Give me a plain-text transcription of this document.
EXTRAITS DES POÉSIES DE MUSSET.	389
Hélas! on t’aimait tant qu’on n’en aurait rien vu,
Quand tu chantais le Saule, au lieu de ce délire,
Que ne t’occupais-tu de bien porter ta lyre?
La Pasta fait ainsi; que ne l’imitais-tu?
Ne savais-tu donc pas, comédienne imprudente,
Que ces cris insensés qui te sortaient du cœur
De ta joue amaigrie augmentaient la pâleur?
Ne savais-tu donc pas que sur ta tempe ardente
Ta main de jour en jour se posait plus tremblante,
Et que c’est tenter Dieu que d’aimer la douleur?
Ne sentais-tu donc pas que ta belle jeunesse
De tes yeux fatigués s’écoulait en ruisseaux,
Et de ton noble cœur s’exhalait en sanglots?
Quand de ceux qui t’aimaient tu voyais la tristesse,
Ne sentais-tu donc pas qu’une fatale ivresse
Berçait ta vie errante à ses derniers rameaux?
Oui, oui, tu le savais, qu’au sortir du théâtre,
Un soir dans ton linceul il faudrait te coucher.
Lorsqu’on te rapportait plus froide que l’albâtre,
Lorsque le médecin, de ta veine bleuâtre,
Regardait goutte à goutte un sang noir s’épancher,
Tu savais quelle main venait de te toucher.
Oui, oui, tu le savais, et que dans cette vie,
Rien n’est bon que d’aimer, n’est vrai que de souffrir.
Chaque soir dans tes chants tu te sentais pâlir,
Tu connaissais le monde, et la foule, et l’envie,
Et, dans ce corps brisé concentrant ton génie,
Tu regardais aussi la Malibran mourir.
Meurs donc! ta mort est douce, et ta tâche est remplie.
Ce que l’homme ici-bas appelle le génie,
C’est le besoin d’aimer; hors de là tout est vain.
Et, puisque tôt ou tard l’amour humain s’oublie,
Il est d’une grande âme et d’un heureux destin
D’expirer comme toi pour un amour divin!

--

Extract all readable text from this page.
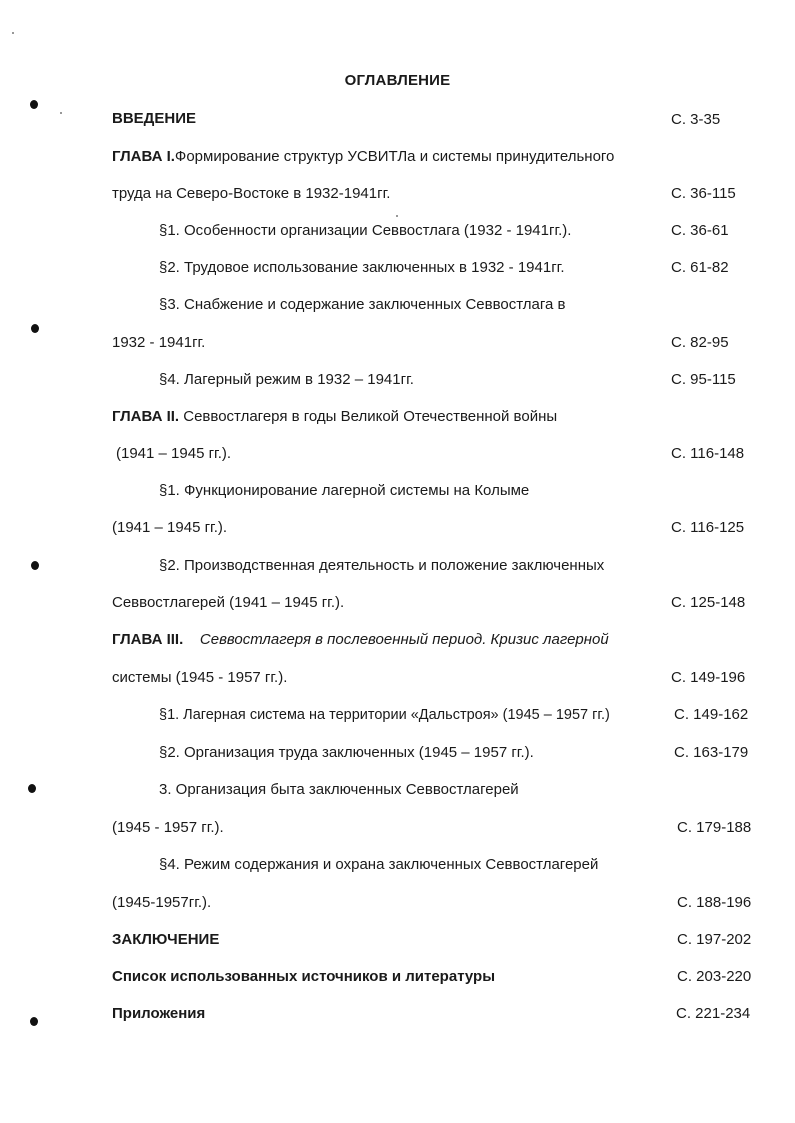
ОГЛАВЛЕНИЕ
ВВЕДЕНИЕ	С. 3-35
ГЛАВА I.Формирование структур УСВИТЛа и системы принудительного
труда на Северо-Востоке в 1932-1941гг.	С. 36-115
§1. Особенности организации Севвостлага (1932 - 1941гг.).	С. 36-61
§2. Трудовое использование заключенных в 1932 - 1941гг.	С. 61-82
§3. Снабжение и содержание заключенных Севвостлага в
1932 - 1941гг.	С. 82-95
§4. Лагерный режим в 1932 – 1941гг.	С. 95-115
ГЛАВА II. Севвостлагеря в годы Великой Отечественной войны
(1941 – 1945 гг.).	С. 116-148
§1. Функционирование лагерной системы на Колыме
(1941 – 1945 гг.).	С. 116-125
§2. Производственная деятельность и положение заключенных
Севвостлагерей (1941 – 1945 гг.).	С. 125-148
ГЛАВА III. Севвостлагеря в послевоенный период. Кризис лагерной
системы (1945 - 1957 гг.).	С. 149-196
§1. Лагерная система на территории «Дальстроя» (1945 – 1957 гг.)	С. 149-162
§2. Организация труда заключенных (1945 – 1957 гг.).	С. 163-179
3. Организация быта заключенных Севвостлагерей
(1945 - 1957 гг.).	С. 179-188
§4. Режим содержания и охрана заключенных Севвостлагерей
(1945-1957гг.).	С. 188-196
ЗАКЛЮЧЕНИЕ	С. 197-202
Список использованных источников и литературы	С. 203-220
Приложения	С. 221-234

#### [The problem]
Select and copy every line of the material that holds the string "Quand".

#### [Result of this exercise]
Quand tu chantais le Saule, au lieu de ce délire,
Quand de ceux qui t’aimaient tu voyais la tristesse,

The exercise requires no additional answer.